## [PROBLEM REQUIREMENTS]
Copy each of the rows below word for word, leaving out the pictures.

## [PROVIDED MATERIAL]
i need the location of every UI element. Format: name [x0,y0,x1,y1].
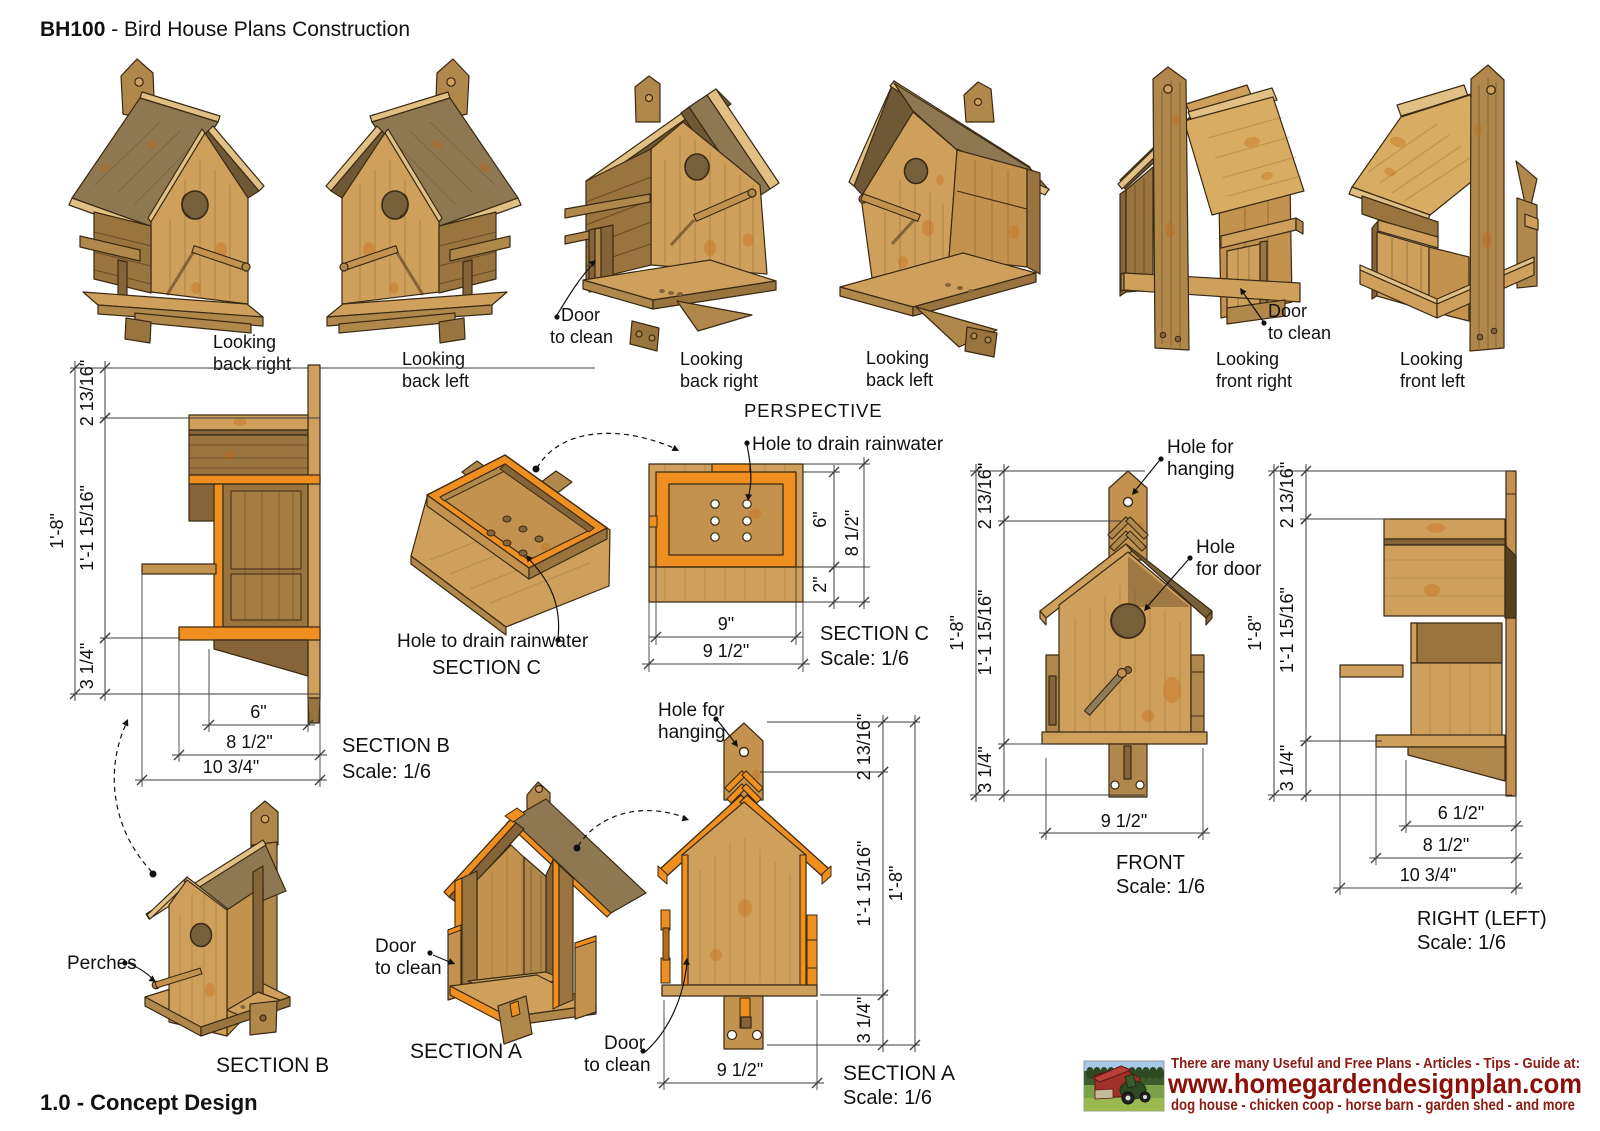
svg-text:Scale: 1/6: Scale: 1/6 [1417,932,1506,954]
svg-text:1'-8": 1'-8" [1245,615,1265,651]
svg-text:back right: back right [213,354,291,374]
svg-text:3 1/4": 3 1/4" [854,997,874,1043]
svg-text:1.0 - Concept Design: 1.0 - Concept Design [40,1090,258,1115]
svg-text:Hole for: Hole for [1167,437,1234,458]
svg-text:to clean: to clean [584,1055,651,1076]
svg-text:Door: Door [561,305,600,325]
svg-text:front right: front right [1216,371,1292,391]
svg-text:6": 6" [810,511,830,527]
svg-text:Hole to drain rainwater: Hole to drain rainwater [752,434,944,455]
svg-text:Scale: 1/6: Scale: 1/6 [342,761,431,783]
svg-text:1'-1 15/16": 1'-1 15/16" [975,590,995,676]
svg-text:9 1/2": 9 1/2" [1101,811,1147,831]
svg-text:Looking: Looking [1400,349,1463,369]
svg-text:RIGHT (LEFT): RIGHT (LEFT) [1417,908,1547,930]
svg-text:to clean: to clean [1268,323,1331,343]
svg-text:Hole: Hole [1196,537,1235,558]
svg-text:BH100 - Bird House Plans Const: BH100 - Bird House Plans Construction [40,18,410,41]
svg-text:for door: for door [1196,559,1262,580]
svg-text:Door: Door [1268,301,1307,321]
svg-text:1'-8": 1'-8" [47,513,67,549]
svg-text:9 1/2": 9 1/2" [717,1060,763,1080]
svg-text:SECTION B: SECTION B [342,735,450,757]
svg-text:1'-8": 1'-8" [947,615,967,651]
svg-text:back left: back left [866,370,933,390]
svg-text:1'-1 15/16": 1'-1 15/16" [1277,587,1297,673]
svg-text:10 3/4": 10 3/4" [203,757,259,777]
svg-text:SECTION A: SECTION A [843,1062,955,1085]
svg-text:www.homegardendesignplan.com: www.homegardendesignplan.com [1167,1068,1582,1099]
svg-text:8 1/2": 8 1/2" [1423,835,1469,855]
svg-text:3 1/4": 3 1/4" [1277,745,1297,791]
svg-text:to clean: to clean [550,327,613,347]
svg-text:1'-8": 1'-8" [886,866,906,902]
svg-text:10 3/4": 10 3/4" [1400,865,1456,885]
svg-text:3 1/4": 3 1/4" [77,643,97,689]
svg-text:Looking: Looking [402,349,465,369]
svg-text:3 1/4": 3 1/4" [975,746,995,792]
svg-text:2": 2" [810,576,830,592]
svg-text:back left: back left [402,371,469,391]
svg-text:Scale: 1/6: Scale: 1/6 [843,1087,932,1109]
svg-text:2 13/16": 2 13/16" [1277,462,1297,528]
svg-text:Looking: Looking [866,348,929,368]
svg-text:2 13/16": 2 13/16" [975,463,995,529]
svg-text:9 1/2": 9 1/2" [703,641,749,661]
svg-text:6": 6" [250,702,266,722]
svg-text:SECTION C: SECTION C [432,657,541,679]
svg-text:8 1/2": 8 1/2" [226,732,272,752]
svg-text:9": 9" [718,614,734,634]
svg-text:Door: Door [375,936,417,957]
svg-text:2 13/16": 2 13/16" [854,714,874,780]
svg-text:Door: Door [604,1033,646,1054]
svg-text:dog house - chicken coop - hor: dog house - chicken coop - horse barn - … [1171,1097,1575,1114]
svg-text:back right: back right [680,371,758,391]
svg-text:Scale: 1/6: Scale: 1/6 [1116,876,1205,898]
svg-text:front left: front left [1400,371,1465,391]
svg-text:Looking: Looking [213,332,276,352]
svg-text:2 13/16": 2 13/16" [77,360,97,426]
svg-text:Looking: Looking [680,349,743,369]
svg-text:1'-1 15/16": 1'-1 15/16" [854,841,874,927]
svg-text:8 1/2": 8 1/2" [842,510,862,556]
svg-text:hanging: hanging [1167,459,1235,480]
svg-text:PERSPECTIVE: PERSPECTIVE [744,400,882,421]
svg-text:SECTION A: SECTION A [410,1040,522,1063]
svg-text:to clean: to clean [375,958,442,979]
svg-text:hanging: hanging [658,722,726,743]
svg-text:1'-1 15/16": 1'-1 15/16" [77,485,97,571]
svg-text:SECTION B: SECTION B [216,1054,329,1077]
svg-text:6 1/2": 6 1/2" [1438,803,1484,823]
svg-text:Looking: Looking [1216,349,1279,369]
svg-text:SECTION C: SECTION C [820,623,929,645]
svg-text:Scale: 1/6: Scale: 1/6 [820,648,909,670]
svg-text:FRONT: FRONT [1116,852,1185,874]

## [PROBLEM SOLUTION]
i need the location of every UI element. Format: name [x0,y0,x1,y1].
svg-text:Scale: 1/6: Scale: 1/6 [1417,932,1506,954]
svg-text:1'-8": 1'-8" [1245,615,1265,651]
svg-text:back right: back right [213,354,291,374]
svg-text:3 1/4": 3 1/4" [854,997,874,1043]
svg-text:1.0 - Concept Design: 1.0 - Concept Design [40,1090,258,1115]
svg-text:Hole for: Hole for [1167,437,1234,458]
svg-text:to clean: to clean [584,1055,651,1076]
svg-text:Door: Door [561,305,600,325]
svg-text:front right: front right [1216,371,1292,391]
svg-text:6": 6" [810,511,830,527]
svg-text:Hole to drain rainwater: Hole to drain rainwater [752,434,944,455]
svg-text:Scale: 1/6: Scale: 1/6 [342,761,431,783]
svg-text:1'-1 15/16": 1'-1 15/16" [975,590,995,676]
svg-text:9 1/2": 9 1/2" [1101,811,1147,831]
svg-text:Looking: Looking [1400,349,1463,369]
svg-text:RIGHT (LEFT): RIGHT (LEFT) [1417,908,1547,930]
svg-text:to clean: to clean [1268,323,1331,343]
svg-text:Hole: Hole [1196,537,1235,558]
svg-text:BH100 - Bird House Plans Const: BH100 - Bird House Plans Construction [40,18,410,41]
svg-text:for door: for door [1196,559,1262,580]
svg-text:Door: Door [1268,301,1307,321]
svg-text:1'-8": 1'-8" [47,513,67,549]
svg-text:9 1/2": 9 1/2" [717,1060,763,1080]
svg-text:SECTION B: SECTION B [342,735,450,757]
svg-text:1'-8": 1'-8" [947,615,967,651]
svg-text:back left: back left [866,370,933,390]
svg-text:1'-1 15/16": 1'-1 15/16" [1277,587,1297,673]
svg-text:10 3/4": 10 3/4" [203,757,259,777]
svg-text:SECTION A: SECTION A [843,1062,955,1085]
svg-text:www.homegardendesignplan.com: www.homegardendesignplan.com [1167,1068,1582,1099]
svg-text:8 1/2": 8 1/2" [1423,835,1469,855]
svg-text:3 1/4": 3 1/4" [1277,745,1297,791]
svg-text:to clean: to clean [550,327,613,347]
svg-text:1'-8": 1'-8" [886,866,906,902]
svg-text:10 3/4": 10 3/4" [1400,865,1456,885]
svg-text:3 1/4": 3 1/4" [77,643,97,689]
svg-text:Looking: Looking [402,349,465,369]
svg-text:3 1/4": 3 1/4" [975,746,995,792]
svg-text:2": 2" [810,576,830,592]
svg-text:back left: back left [402,371,469,391]
svg-text:Scale: 1/6: Scale: 1/6 [843,1087,932,1109]
svg-text:2 13/16": 2 13/16" [1277,462,1297,528]
svg-text:Looking: Looking [866,348,929,368]
svg-text:2 13/16": 2 13/16" [975,463,995,529]
svg-text:9 1/2": 9 1/2" [703,641,749,661]
svg-text:6": 6" [250,702,266,722]
svg-text:SECTION C: SECTION C [432,657,541,679]
svg-text:8 1/2": 8 1/2" [226,732,272,752]
svg-text:9": 9" [718,614,734,634]
svg-text:Door: Door [375,936,417,957]
svg-text:2 13/16": 2 13/16" [854,714,874,780]
svg-text:Door: Door [604,1033,646,1054]
svg-text:dog house - chicken coop - hor: dog house - chicken coop - horse barn - … [1171,1097,1575,1114]
svg-text:back right: back right [680,371,758,391]
svg-text:Scale: 1/6: Scale: 1/6 [1116,876,1205,898]
svg-text:front left: front left [1400,371,1465,391]
svg-text:Looking: Looking [213,332,276,352]
svg-text:2 13/16": 2 13/16" [77,360,97,426]
svg-text:Looking: Looking [680,349,743,369]
svg-text:1'-1 15/16": 1'-1 15/16" [854,841,874,927]
svg-text:8 1/2": 8 1/2" [842,510,862,556]
svg-text:hanging: hanging [1167,459,1235,480]
svg-text:PERSPECTIVE: PERSPECTIVE [744,400,882,421]
svg-text:SECTION A: SECTION A [410,1040,522,1063]
svg-text:to clean: to clean [375,958,442,979]
svg-text:hanging: hanging [658,722,726,743]
svg-text:1'-1 15/16": 1'-1 15/16" [77,485,97,571]
svg-text:SECTION B: SECTION B [216,1054,329,1077]
svg-text:6 1/2": 6 1/2" [1438,803,1484,823]
svg-text:Looking: Looking [1216,349,1279,369]
svg-text:SECTION C: SECTION C [820,623,929,645]
svg-text:Scale: 1/6: Scale: 1/6 [820,648,909,670]
svg-text:FRONT: FRONT [1116,852,1185,874]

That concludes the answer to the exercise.